▸ **Exercise description**
Go through the listing and pick out each line with the word "Time" in it.

▸ **Input rows**
--
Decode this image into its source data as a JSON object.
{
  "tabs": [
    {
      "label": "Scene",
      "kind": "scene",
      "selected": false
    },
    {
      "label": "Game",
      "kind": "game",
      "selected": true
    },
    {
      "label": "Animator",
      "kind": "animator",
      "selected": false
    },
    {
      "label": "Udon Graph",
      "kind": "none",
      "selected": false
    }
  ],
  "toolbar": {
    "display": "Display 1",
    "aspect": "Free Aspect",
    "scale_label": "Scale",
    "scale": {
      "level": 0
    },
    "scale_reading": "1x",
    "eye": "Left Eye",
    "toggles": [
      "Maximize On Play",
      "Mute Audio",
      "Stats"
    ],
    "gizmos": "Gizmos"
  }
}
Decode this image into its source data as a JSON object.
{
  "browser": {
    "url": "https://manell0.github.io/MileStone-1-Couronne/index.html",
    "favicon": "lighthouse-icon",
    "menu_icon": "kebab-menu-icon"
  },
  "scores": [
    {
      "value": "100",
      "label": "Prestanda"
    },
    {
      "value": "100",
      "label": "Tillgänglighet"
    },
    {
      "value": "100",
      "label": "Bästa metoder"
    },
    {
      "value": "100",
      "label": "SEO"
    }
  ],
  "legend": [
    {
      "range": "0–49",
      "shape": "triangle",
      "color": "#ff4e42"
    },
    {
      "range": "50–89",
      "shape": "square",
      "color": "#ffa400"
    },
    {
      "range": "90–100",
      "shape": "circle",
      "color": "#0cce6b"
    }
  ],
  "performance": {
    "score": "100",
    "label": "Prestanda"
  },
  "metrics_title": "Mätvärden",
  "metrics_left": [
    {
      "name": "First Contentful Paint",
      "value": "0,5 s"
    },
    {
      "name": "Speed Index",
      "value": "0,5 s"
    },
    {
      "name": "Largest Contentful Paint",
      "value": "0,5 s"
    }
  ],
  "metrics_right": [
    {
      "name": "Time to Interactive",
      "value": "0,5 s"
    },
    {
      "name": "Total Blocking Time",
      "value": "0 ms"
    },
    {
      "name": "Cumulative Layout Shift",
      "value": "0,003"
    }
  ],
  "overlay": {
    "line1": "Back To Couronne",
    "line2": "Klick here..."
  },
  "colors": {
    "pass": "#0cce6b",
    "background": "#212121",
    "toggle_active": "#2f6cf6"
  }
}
--
▸ **Response below**
      "name": "Time to Interactive",
      "name": "Total Blocking Time",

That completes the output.